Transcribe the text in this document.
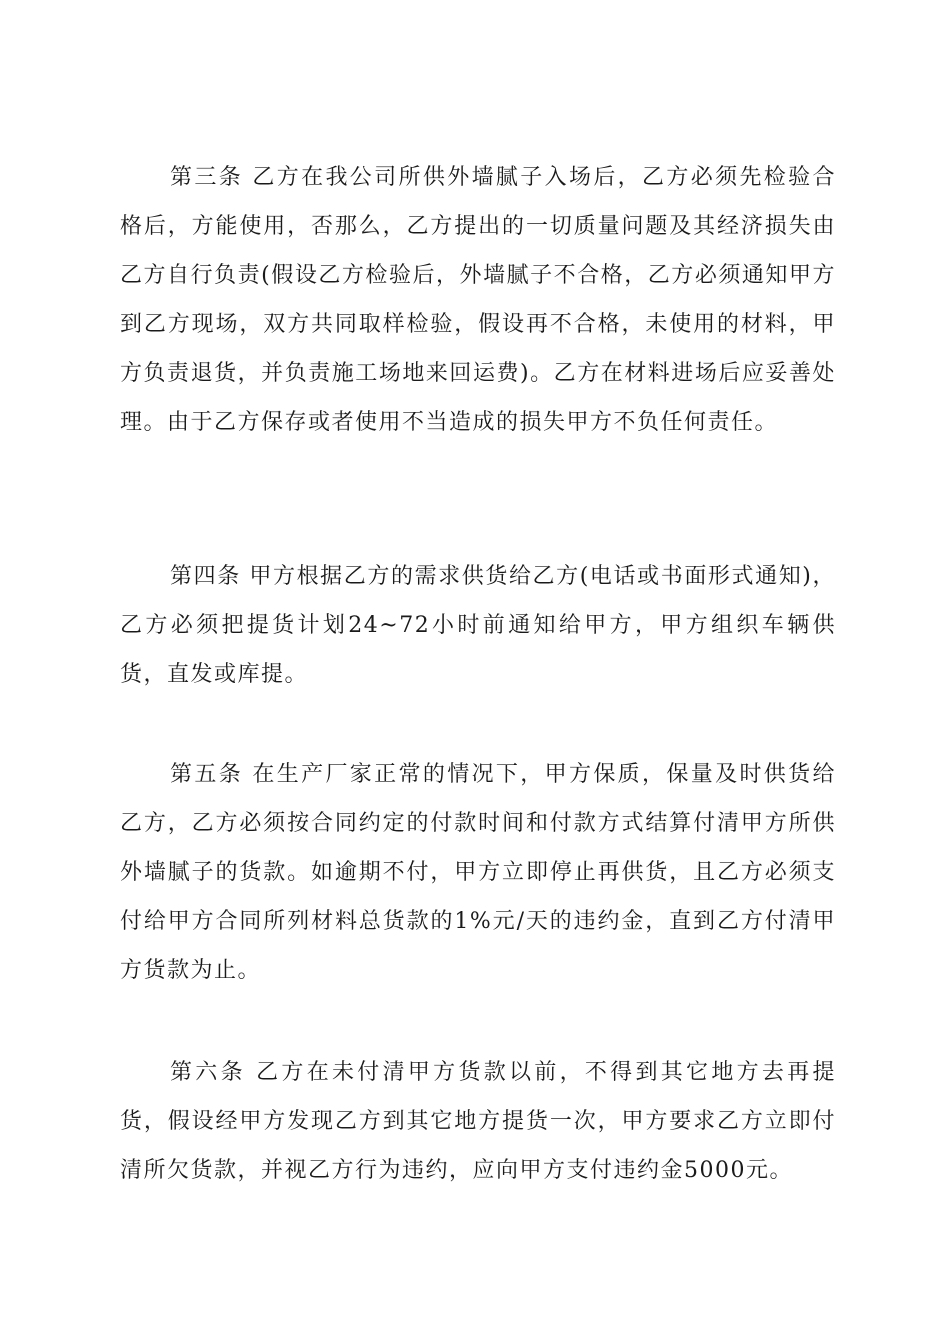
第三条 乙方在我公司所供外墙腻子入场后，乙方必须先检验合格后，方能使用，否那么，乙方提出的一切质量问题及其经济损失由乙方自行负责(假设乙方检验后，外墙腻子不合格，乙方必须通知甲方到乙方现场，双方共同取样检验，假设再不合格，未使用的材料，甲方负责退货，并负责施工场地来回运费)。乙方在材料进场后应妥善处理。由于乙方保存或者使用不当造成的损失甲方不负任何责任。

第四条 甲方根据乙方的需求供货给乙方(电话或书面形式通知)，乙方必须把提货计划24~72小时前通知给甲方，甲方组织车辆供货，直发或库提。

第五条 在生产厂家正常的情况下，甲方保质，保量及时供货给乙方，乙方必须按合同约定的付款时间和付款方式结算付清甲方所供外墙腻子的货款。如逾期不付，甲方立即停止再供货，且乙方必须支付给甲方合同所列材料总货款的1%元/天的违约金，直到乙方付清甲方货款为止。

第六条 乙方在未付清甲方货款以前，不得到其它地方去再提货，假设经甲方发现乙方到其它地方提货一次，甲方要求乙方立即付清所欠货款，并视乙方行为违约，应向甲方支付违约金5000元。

#####

▸ **TASK STATEMENT**: Output the records above exactly; leave out the pictures.

▸ **WRITTEN REPLY**:
Transcribe the text in this document.
第三条 乙方在我公司所供外墙腻子入场后，乙方必须先检验合格后，方能使用，否那么，乙方提出的一切质量问题及其经济损失由乙方自行负责(假设乙方检验后，外墙腻子不合格，乙方必须通知甲方到乙方现场，双方共同取样检验，假设再不合格，未使用的材料，甲方负责退货，并负责施工场地来回运费)。乙方在材料进场后应妥善处理。由于乙方保存或者使用不当造成的损失甲方不负任何责任。

第四条 甲方根据乙方的需求供货给乙方(电话或书面形式通知)，乙方必须把提货计划24~72小时前通知给甲方，甲方组织车辆供货，直发或库提。

第五条 在生产厂家正常的情况下，甲方保质，保量及时供货给乙方，乙方必须按合同约定的付款时间和付款方式结算付清甲方所供外墙腻子的货款。如逾期不付，甲方立即停止再供货，且乙方必须支付给甲方合同所列材料总货款的1%元/天的违约金，直到乙方付清甲方货款为止。

第六条 乙方在未付清甲方货款以前，不得到其它地方去再提货，假设经甲方发现乙方到其它地方提货一次，甲方要求乙方立即付清所欠货款，并视乙方行为违约，应向甲方支付违约金5000元。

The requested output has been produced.